WRITTEN PROBLEM: Find how many lines in the data below mention "японский". Give the number only.

DATA ENTRIES:
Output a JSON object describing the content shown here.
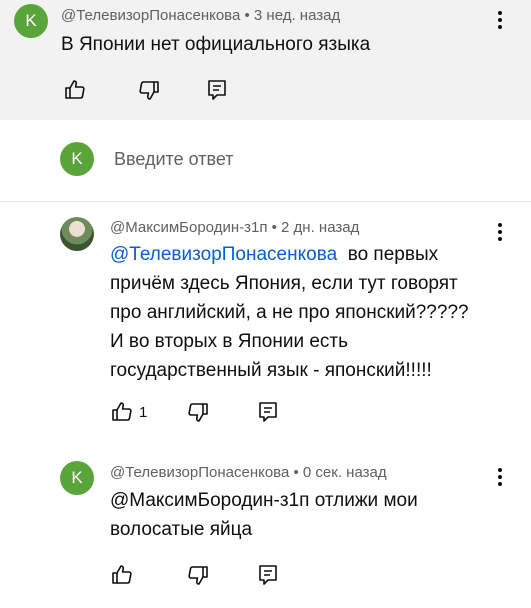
{
  "comments": [
    {
      "avatar_letter": "K",
      "meta": "@ТелевизорПонасенкова • 3 нед. назад",
      "text": "В Японии нет официального языка"
    },
    {
      "meta": "@МаксимБородин-з1п • 2 дн. назад",
      "mention": "@ТелевизорПонасенкова",
      "text_lines": [
        "во первых",
        "причём здесь Япония, если тут говорят",
        "про английский, а не про японский?????",
        "И во вторых в Японии есть",
        "государственный язык - японский!!!!!"
      ],
      "like_count": "1"
    },
    {
      "avatar_letter": "K",
      "meta": "@ТелевизорПонасенкова • 0 сек. назад",
      "text_lines": [
        "@МаксимБородин-з1п отлижи мои",
        "волосатые яйца"
      ]
    }
  ],
  "reply_box": {
    "avatar_letter": "K",
    "placeholder": "Введите ответ"
  },
  "icons": {
    "like": "thumb-up-icon",
    "dislike": "thumb-down-icon",
    "reply": "reply-comment-icon",
    "more": "more-vertical-icon"
  },
  "colors": {
    "avatar_green": "#5aa43c",
    "mention_blue": "#065fd4",
    "highlight_bg": "#f2f2f2"
  }
}
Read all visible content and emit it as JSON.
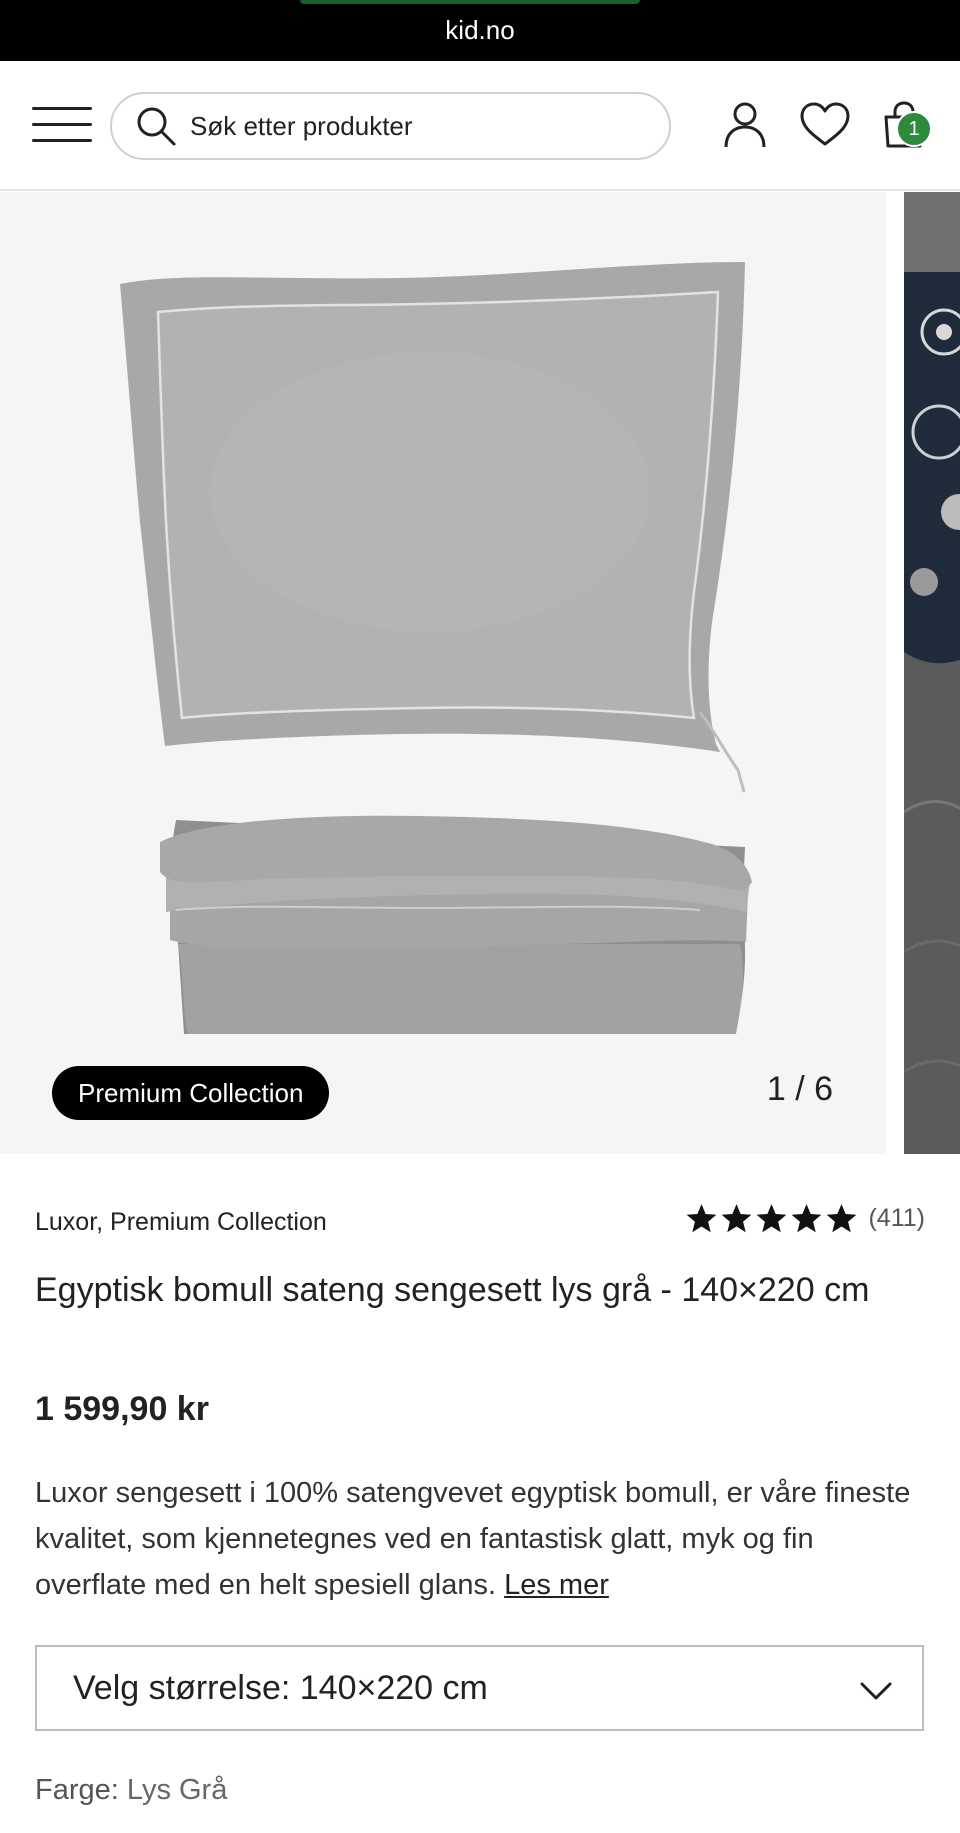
{
  "browser": {
    "url": "kid.no"
  },
  "header": {
    "search_placeholder": "Søk etter produkter",
    "cart_count": "1"
  },
  "gallery": {
    "badge": "Premium Collection",
    "counter": "1 / 6"
  },
  "product": {
    "brand": "Luxor, Premium Collection",
    "rating_stars": 5,
    "rating_count": "(411)",
    "title": "Egyptisk bomull sateng sengesett lys grå - 140×220 cm",
    "price": "1 599,90 kr",
    "description": "Luxor sengesett i 100% satengvevet egyptisk bomull, er våre fineste kvalitet, som kjennetegnes ved en fantastisk glatt, myk og fin overflate med en helt spesiell glans. ",
    "read_more": "Les mer",
    "size_select": "Velg størrelse: 140×220 cm",
    "color_label": "Farge:",
    "color_value": "Lys Grå"
  },
  "colors": {
    "accent_green": "#2e8b3e",
    "bedding_grey": "#9c9a9b"
  }
}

WRITTEN ANSWER: 2